** START OF ROWS **

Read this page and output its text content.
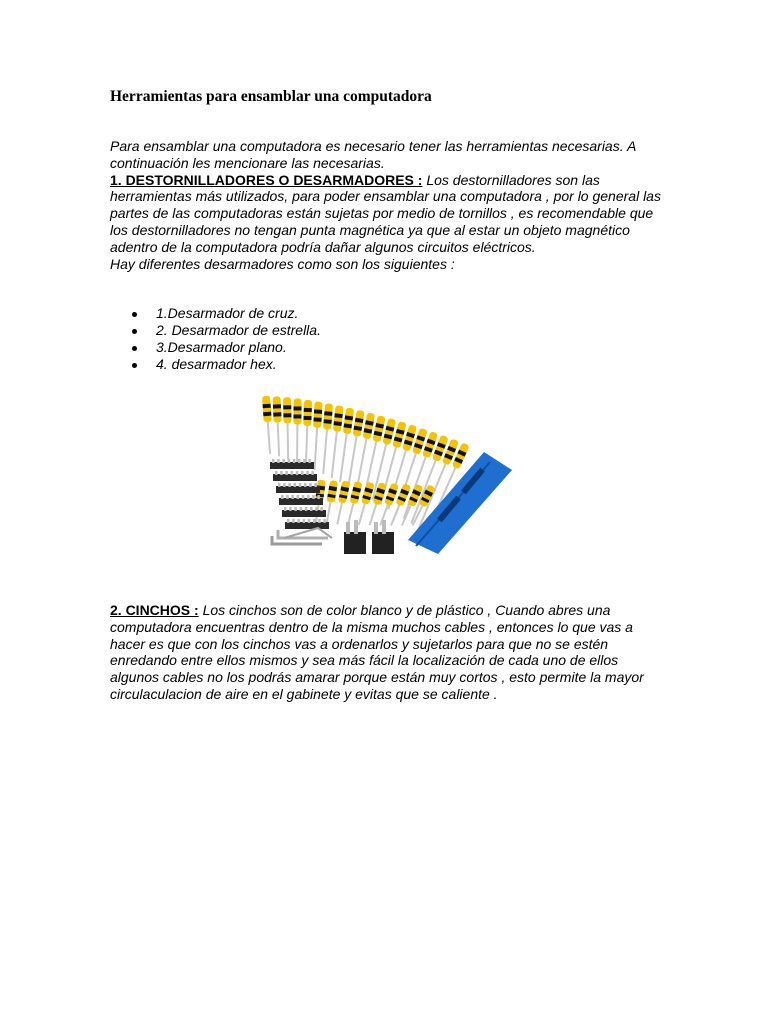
Herramientas para ensamblar una computadora
Para ensamblar una computadora es necesario tener las herramientas necesarias. A continuación les mencionare las necesarias.
1. DESTORNILLADORES O DESARMADORES : Los destornilladores son las herramientas más utilizados, para poder ensamblar una computadora , por lo general las partes de las computadoras están sujetas por medio de tornillos , es recomendable que los destornilladores no tengan punta magnética ya que al estar un objeto magnético adentro de la computadora podría dañar algunos circuitos eléctricos.
Hay diferentes desarmadores como son los siguientes :
1.Desarmador de cruz.
2. Desarmador de estrella.
3.Desarmador plano.
4. desarmador hex.
2. CINCHOS : Los cinchos son de color blanco y de plástico , Cuando abres una computadora encuentras dentro de la misma muchos cables , entonces lo que vas a hacer es que con los cinchos vas a ordenarlos y sujetarlos para que no se estén enredando entre ellos mismos y sea más fácil la localización de cada uno de ellos algunos cables no los podrás amarar porque están muy cortos , esto permite la mayor circulaculacion de aire en el gabinete y evitas que se caliente .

** END OF ROWS **

TASK BRIEF:
Your copy should hold every record word for word and none of the pictures.

SOLUTION FOR THIS EXERCISE:
Read this page and output its text content.
Herramientas para ensamblar una computadora
Para ensamblar una computadora es necesario tener las herramientas necesarias. A continuación les mencionare las necesarias.
1. DESTORNILLADORES O DESARMADORES : Los destornilladores son las herramientas más utilizados, para poder ensamblar una computadora , por lo general las partes de las computadoras están sujetas por medio de tornillos , es recomendable que los destornilladores no tengan punta magnética ya que al estar un objeto magnético adentro de la computadora podría dañar algunos circuitos eléctricos.
Hay diferentes desarmadores como son los siguientes :
1.Desarmador de cruz.
2. Desarmador de estrella.
3.Desarmador plano.
4. desarmador hex.
2. CINCHOS : Los cinchos son de color blanco y de plástico , Cuando abres una computadora encuentras dentro de la misma muchos cables , entonces lo que vas a hacer es que con los cinchos vas a ordenarlos y sujetarlos para que no se estén enredando entre ellos mismos y sea más fácil la localización de cada uno de ellos algunos cables no los podrás amarar porque están muy cortos , esto permite la mayor circulaculacion de aire en el gabinete y evitas que se caliente .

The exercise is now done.